# Stored rows start
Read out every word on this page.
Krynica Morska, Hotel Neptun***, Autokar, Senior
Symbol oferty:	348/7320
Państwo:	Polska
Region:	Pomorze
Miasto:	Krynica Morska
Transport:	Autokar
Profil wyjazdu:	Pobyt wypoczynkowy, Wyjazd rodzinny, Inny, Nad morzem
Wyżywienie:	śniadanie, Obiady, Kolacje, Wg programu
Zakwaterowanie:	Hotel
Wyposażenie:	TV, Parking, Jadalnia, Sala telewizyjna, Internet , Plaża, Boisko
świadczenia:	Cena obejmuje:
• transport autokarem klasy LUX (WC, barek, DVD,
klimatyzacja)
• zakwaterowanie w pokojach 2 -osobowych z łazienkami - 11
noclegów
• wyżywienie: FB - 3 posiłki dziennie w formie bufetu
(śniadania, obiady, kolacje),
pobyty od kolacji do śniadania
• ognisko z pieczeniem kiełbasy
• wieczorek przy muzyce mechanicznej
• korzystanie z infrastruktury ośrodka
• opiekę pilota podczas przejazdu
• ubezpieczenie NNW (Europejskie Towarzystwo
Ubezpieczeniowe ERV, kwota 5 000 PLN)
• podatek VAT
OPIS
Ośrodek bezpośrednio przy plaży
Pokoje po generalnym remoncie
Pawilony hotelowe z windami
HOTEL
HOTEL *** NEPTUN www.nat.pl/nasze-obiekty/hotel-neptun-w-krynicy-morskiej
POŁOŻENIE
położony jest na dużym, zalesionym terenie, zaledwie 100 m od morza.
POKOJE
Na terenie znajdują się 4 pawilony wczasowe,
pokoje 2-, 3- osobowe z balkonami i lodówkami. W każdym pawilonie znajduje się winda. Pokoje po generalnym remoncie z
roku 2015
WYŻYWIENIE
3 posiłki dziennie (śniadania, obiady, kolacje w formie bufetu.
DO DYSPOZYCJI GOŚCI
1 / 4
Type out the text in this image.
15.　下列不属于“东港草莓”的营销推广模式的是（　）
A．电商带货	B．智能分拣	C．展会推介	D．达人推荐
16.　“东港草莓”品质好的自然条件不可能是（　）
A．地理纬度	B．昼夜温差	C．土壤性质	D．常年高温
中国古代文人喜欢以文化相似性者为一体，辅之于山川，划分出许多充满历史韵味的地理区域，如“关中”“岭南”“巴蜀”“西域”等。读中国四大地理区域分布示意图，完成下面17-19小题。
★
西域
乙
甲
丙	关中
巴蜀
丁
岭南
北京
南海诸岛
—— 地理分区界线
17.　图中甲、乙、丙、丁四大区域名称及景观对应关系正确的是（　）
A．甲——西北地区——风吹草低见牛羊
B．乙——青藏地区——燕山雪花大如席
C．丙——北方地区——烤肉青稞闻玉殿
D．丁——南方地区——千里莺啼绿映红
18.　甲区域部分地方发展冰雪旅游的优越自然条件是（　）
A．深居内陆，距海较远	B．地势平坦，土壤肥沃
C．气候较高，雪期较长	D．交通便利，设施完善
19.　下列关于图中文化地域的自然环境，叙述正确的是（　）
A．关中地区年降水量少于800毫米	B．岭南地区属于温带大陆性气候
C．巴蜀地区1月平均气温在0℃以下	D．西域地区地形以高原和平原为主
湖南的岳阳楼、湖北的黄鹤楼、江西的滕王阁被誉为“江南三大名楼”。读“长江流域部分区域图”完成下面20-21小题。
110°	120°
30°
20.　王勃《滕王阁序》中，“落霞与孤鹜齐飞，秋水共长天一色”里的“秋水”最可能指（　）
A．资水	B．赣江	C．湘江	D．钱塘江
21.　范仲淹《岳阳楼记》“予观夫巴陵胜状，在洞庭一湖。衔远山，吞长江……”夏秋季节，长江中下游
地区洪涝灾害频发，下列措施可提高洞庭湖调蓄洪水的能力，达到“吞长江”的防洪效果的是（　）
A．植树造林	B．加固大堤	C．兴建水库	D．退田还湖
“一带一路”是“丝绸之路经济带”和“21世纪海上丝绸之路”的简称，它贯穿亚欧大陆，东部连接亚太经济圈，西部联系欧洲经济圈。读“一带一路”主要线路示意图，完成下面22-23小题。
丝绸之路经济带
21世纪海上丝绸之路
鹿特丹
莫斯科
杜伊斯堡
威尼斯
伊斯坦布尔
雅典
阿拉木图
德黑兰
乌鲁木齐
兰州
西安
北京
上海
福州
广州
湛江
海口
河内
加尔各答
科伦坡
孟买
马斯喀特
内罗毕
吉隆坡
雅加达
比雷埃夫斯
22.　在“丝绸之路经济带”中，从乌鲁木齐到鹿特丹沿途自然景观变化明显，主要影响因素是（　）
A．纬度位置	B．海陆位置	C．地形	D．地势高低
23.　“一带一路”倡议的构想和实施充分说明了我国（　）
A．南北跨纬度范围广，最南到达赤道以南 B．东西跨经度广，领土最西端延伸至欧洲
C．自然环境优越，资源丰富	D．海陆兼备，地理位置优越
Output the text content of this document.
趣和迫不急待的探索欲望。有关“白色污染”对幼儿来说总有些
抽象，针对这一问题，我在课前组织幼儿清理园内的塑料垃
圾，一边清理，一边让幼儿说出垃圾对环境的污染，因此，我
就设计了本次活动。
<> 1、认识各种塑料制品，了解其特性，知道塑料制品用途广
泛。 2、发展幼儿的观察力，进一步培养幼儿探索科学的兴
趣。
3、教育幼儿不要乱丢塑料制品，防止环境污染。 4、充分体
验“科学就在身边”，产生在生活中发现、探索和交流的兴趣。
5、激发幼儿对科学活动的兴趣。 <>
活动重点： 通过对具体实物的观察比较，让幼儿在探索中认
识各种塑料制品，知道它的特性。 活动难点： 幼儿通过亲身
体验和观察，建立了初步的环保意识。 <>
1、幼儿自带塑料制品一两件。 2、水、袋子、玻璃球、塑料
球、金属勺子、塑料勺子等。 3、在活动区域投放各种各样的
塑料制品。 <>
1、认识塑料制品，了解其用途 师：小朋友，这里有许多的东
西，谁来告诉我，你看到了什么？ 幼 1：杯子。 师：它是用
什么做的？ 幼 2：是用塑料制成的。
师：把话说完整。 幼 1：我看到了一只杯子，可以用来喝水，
# Stored rows end
Aim:
Go through the records and print each one exactly.

Complete answer:
Read out every word on this page.
Krynica Morska, Hotel Neptun***, Autokar, Senior
Symbol oferty:	348/7320
Państwo:	Polska
Region:	Pomorze
Miasto:	Krynica Morska
Transport:	Autokar
Profil wyjazdu:	Pobyt wypoczynkowy, Wyjazd rodzinny, Inny, Nad morzem
Wyżywienie:	śniadanie, Obiady, Kolacje, Wg programu
Zakwaterowanie:	Hotel
Wyposażenie:	TV, Parking, Jadalnia, Sala telewizyjna, Internet , Plaża, Boisko
świadczenia:	Cena obejmuje:
• transport autokarem klasy LUX (WC, barek, DVD,
klimatyzacja)
• zakwaterowanie w pokojach 2 -osobowych z łazienkami - 11
noclegów
• wyżywienie: FB - 3 posiłki dziennie w formie bufetu
(śniadania, obiady, kolacje),
pobyty od kolacji do śniadania
• ognisko z pieczeniem kiełbasy
• wieczorek przy muzyce mechanicznej
• korzystanie z infrastruktury ośrodka
• opiekę pilota podczas przejazdu
• ubezpieczenie NNW (Europejskie Towarzystwo
Ubezpieczeniowe ERV, kwota 5 000 PLN)
• podatek VAT
OPIS
Ośrodek bezpośrednio przy plaży
Pokoje po generalnym remoncie
Pawilony hotelowe z windami
HOTEL
HOTEL *** NEPTUN www.nat.pl/nasze-obiekty/hotel-neptun-w-krynicy-morskiej
POŁOŻENIE
położony jest na dużym, zalesionym terenie, zaledwie 100 m od morza.
POKOJE
Na terenie znajdują się 4 pawilony wczasowe,
pokoje 2-, 3- osobowe z balkonami i lodówkami. W każdym pawilonie znajduje się winda. Pokoje po generalnym remoncie z
roku 2015
WYŻYWIENIE
3 posiłki dziennie (śniadania, obiady, kolacje w formie bufetu.
DO DYSPOZYCJI GOŚCI
1 / 4
Type out the text in this image.
15.　下列不属于“东港草莓”的营销推广模式的是（　）
A．电商带货	B．智能分拣	C．展会推介	D．达人推荐
16.　“东港草莓”品质好的自然条件不可能是（　）
A．地理纬度	B．昼夜温差	C．土壤性质	D．常年高温
中国古代文人喜欢以文化相似性者为一体，辅之于山川，划分出许多充满历史韵味的地理区域，如“关中”“岭南”“巴蜀”“西域”等。读中国四大地理区域分布示意图，完成下面17-19小题。
★
西域
乙
甲
丙	关中
巴蜀
丁
岭南
北京
南海诸岛
—— 地理分区界线
17.　图中甲、乙、丙、丁四大区域名称及景观对应关系正确的是（　）
A．甲——西北地区——风吹草低见牛羊
B．乙——青藏地区——燕山雪花大如席
C．丙——北方地区——烤肉青稞闻玉殿
D．丁——南方地区——千里莺啼绿映红
18.　甲区域部分地方发展冰雪旅游的优越自然条件是（　）
A．深居内陆，距海较远	B．地势平坦，土壤肥沃
C．气候较高，雪期较长	D．交通便利，设施完善
19.　下列关于图中文化地域的自然环境，叙述正确的是（　）
A．关中地区年降水量少于800毫米	B．岭南地区属于温带大陆性气候
C．巴蜀地区1月平均气温在0℃以下	D．西域地区地形以高原和平原为主
湖南的岳阳楼、湖北的黄鹤楼、江西的滕王阁被誉为“江南三大名楼”。读“长江流域部分区域图”完成下面20-21小题。
110°	120°
30°
20.　王勃《滕王阁序》中，“落霞与孤鹜齐飞，秋水共长天一色”里的“秋水”最可能指（　）
A．资水	B．赣江	C．湘江	D．钱塘江
21.　范仲淹《岳阳楼记》“予观夫巴陵胜状，在洞庭一湖。衔远山，吞长江……”夏秋季节，长江中下游
地区洪涝灾害频发，下列措施可提高洞庭湖调蓄洪水的能力，达到“吞长江”的防洪效果的是（　）
A．植树造林	B．加固大堤	C．兴建水库	D．退田还湖
“一带一路”是“丝绸之路经济带”和“21世纪海上丝绸之路”的简称，它贯穿亚欧大陆，东部连接亚太经济圈，西部联系欧洲经济圈。读“一带一路”主要线路示意图，完成下面22-23小题。
丝绸之路经济带
21世纪海上丝绸之路
鹿特丹
莫斯科
杜伊斯堡
威尼斯
伊斯坦布尔
雅典
阿拉木图
德黑兰
乌鲁木齐
兰州
西安
北京
上海
福州
广州
湛江
海口
河内
加尔各答
科伦坡
孟买
马斯喀特
内罗毕
吉隆坡
雅加达
比雷埃夫斯
22.　在“丝绸之路经济带”中，从乌鲁木齐到鹿特丹沿途自然景观变化明显，主要影响因素是（　）
A．纬度位置	B．海陆位置	C．地形	D．地势高低
23.　“一带一路”倡议的构想和实施充分说明了我国（　）
A．南北跨纬度范围广，最南到达赤道以南 B．东西跨经度广，领土最西端延伸至欧洲
C．自然环境优越，资源丰富	D．海陆兼备，地理位置优越
Output the text content of this document.
趣和迫不急待的探索欲望。有关“白色污染”对幼儿来说总有些
抽象，针对这一问题，我在课前组织幼儿清理园内的塑料垃
圾，一边清理，一边让幼儿说出垃圾对环境的污染，因此，我
就设计了本次活动。
<> 1、认识各种塑料制品，了解其特性，知道塑料制品用途广
泛。 2、发展幼儿的观察力，进一步培养幼儿探索科学的兴
趣。
3、教育幼儿不要乱丢塑料制品，防止环境污染。 4、充分体
验“科学就在身边”，产生在生活中发现、探索和交流的兴趣。
5、激发幼儿对科学活动的兴趣。 <>
活动重点： 通过对具体实物的观察比较，让幼儿在探索中认
识各种塑料制品，知道它的特性。 活动难点： 幼儿通过亲身
体验和观察，建立了初步的环保意识。 <>
1、幼儿自带塑料制品一两件。 2、水、袋子、玻璃球、塑料
球、金属勺子、塑料勺子等。 3、在活动区域投放各种各样的
塑料制品。 <>
1、认识塑料制品，了解其用途 师：小朋友，这里有许多的东
西，谁来告诉我，你看到了什么？ 幼 1：杯子。 师：它是用
什么做的？ 幼 2：是用塑料制成的。
师：把话说完整。 幼 1：我看到了一只杯子，可以用来喝水，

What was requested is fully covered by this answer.